- What is required:
Indicate only the number of lines in the listing below in which the word "group" appears.
-- Start --
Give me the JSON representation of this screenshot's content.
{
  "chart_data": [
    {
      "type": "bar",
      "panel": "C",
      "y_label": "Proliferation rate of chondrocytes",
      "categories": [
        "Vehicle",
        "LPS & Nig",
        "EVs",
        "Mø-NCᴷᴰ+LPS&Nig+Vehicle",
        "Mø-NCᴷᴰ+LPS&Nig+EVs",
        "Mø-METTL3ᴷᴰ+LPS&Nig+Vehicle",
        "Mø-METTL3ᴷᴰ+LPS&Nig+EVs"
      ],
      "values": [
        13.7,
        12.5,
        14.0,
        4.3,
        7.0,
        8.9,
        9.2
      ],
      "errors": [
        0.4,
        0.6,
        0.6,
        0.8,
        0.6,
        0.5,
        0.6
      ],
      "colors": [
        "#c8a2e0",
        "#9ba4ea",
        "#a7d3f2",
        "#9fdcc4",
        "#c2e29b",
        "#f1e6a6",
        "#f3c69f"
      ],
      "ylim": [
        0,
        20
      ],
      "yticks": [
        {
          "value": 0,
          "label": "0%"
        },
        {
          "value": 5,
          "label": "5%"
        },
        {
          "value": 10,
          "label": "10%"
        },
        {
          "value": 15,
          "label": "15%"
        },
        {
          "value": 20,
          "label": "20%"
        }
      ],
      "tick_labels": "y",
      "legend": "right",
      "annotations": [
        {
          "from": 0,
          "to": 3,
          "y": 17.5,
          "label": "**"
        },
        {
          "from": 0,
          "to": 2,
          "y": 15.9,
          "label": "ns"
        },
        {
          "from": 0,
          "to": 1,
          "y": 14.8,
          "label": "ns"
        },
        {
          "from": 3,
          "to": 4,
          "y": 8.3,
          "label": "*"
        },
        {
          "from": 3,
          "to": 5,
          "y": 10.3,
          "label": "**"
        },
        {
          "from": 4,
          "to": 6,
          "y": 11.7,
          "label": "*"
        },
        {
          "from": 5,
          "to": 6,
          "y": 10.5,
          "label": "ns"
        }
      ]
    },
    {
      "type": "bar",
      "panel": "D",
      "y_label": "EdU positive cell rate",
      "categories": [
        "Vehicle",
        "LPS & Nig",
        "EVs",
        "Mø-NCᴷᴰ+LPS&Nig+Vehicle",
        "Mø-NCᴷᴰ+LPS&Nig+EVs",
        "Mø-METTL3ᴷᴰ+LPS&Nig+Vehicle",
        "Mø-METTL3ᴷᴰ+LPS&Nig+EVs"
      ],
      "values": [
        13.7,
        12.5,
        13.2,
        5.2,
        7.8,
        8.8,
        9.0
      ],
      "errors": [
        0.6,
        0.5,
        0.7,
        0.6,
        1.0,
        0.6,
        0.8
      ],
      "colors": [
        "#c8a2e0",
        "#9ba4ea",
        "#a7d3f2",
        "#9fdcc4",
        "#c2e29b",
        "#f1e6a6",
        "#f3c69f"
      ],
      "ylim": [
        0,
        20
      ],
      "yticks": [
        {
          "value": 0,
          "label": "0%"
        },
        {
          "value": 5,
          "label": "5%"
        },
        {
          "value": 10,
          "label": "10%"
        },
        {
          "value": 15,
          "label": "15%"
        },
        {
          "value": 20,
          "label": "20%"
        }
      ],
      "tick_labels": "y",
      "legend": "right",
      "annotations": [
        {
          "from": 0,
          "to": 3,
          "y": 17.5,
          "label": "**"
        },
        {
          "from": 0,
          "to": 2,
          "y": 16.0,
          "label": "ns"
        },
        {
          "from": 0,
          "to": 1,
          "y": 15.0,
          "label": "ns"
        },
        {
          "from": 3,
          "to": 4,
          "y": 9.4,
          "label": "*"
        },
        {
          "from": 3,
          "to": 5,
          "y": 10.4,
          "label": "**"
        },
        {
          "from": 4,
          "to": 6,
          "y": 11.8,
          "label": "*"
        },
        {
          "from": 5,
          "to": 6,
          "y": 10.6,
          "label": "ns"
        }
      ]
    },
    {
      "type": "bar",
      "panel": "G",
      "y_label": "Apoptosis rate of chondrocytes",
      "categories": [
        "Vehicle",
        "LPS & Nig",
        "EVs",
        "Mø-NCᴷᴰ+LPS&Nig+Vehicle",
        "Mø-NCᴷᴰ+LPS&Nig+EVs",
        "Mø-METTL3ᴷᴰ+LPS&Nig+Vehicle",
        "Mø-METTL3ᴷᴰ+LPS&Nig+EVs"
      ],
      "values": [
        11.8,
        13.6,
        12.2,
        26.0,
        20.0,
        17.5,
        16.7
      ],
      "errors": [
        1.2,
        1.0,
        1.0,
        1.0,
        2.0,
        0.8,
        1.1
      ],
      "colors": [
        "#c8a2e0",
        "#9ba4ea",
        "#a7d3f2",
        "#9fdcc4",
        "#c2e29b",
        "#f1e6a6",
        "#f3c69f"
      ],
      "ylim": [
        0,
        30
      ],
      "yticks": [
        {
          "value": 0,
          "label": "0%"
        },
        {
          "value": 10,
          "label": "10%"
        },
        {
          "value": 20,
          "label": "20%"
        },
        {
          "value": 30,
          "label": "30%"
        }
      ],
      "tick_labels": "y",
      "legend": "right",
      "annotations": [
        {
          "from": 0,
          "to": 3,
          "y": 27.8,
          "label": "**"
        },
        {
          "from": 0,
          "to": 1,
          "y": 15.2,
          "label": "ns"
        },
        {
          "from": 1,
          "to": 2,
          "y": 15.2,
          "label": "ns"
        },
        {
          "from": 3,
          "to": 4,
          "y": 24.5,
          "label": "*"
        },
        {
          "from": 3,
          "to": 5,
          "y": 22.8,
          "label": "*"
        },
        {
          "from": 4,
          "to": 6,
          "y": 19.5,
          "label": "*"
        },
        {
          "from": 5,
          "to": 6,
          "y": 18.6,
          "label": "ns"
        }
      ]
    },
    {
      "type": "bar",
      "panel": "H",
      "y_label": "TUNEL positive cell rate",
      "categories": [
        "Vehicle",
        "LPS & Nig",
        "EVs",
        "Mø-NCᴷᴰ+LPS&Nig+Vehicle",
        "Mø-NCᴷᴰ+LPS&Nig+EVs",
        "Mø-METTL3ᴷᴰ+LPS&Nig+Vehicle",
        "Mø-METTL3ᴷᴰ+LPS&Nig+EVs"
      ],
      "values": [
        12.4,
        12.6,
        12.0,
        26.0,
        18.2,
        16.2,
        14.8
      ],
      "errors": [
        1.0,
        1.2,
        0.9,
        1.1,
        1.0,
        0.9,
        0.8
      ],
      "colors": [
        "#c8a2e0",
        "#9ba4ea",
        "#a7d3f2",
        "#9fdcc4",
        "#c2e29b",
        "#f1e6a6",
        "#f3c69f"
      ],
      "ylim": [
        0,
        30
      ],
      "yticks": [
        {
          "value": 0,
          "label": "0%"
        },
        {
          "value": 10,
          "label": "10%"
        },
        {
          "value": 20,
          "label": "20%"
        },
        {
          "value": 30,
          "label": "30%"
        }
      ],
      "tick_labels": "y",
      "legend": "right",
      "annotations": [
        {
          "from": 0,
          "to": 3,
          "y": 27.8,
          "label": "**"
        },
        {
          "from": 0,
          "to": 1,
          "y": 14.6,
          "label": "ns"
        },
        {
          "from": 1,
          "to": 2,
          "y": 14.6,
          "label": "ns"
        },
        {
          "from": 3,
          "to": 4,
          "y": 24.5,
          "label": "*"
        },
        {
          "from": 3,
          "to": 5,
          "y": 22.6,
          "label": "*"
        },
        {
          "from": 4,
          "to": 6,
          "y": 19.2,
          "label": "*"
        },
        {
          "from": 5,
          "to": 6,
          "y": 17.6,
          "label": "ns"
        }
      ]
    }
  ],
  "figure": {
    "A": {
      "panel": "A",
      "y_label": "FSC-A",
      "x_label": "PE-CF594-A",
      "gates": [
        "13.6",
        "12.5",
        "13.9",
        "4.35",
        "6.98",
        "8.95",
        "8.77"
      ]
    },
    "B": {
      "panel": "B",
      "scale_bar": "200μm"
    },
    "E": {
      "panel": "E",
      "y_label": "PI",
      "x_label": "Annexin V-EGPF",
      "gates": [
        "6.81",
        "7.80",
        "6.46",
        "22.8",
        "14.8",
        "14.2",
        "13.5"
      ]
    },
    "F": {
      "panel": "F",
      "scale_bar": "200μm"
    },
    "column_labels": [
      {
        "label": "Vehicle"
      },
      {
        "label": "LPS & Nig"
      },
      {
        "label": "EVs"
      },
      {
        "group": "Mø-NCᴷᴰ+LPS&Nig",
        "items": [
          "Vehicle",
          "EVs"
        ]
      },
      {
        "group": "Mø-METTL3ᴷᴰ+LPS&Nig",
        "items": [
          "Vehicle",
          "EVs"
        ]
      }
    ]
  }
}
-- End --
- Full output:
2